THE EXERCISE |
Gather the lines below that include the string "Jean", copying each in full.
**** RECORDS FOR THE EXERCISE
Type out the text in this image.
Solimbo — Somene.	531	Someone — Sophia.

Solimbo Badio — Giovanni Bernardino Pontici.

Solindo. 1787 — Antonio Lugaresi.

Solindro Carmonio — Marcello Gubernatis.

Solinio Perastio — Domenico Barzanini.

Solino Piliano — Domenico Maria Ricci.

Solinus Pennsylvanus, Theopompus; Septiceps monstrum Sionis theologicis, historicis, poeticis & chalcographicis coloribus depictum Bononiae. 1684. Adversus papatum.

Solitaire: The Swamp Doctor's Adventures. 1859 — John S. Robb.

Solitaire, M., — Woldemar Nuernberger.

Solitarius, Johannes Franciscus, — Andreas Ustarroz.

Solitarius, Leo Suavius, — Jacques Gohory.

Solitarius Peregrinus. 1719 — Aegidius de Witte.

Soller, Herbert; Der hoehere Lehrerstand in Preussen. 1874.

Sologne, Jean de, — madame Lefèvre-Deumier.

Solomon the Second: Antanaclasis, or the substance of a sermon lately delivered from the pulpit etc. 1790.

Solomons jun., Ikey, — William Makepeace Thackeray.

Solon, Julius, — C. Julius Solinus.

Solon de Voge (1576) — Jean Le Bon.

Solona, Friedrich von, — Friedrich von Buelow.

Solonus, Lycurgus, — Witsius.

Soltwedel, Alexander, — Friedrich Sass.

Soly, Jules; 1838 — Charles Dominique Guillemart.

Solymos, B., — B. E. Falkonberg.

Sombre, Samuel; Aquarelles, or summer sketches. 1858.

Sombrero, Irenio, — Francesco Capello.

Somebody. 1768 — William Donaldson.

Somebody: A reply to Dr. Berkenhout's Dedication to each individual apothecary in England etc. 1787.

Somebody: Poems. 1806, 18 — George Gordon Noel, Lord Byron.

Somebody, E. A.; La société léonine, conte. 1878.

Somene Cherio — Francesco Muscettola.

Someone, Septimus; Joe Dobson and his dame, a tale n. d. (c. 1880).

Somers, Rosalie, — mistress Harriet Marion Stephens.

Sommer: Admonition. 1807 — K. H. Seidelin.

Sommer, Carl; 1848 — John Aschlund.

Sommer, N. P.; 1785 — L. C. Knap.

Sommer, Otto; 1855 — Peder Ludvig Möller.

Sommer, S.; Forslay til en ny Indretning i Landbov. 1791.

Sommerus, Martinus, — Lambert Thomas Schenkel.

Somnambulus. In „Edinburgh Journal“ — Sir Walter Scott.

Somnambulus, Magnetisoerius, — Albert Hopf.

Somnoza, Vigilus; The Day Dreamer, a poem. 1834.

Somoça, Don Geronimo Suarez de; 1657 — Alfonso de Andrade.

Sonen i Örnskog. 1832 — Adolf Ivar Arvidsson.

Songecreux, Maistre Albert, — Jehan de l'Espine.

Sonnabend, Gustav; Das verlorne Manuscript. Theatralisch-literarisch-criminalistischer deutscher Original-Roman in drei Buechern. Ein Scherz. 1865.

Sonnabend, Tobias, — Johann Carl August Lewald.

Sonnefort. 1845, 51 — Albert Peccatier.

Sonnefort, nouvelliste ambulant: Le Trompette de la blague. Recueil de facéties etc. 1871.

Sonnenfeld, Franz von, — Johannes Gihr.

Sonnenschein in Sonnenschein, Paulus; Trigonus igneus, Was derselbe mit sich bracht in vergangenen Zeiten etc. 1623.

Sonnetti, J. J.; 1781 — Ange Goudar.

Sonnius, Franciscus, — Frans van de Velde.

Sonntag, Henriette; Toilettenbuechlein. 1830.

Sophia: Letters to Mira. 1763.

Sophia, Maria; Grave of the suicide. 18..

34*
********
CORRECT ANSWER |
Sologne, Jean de, — madame Lefèvre-Deumier.
Solon de Voge (1576) — Jean Le Bon.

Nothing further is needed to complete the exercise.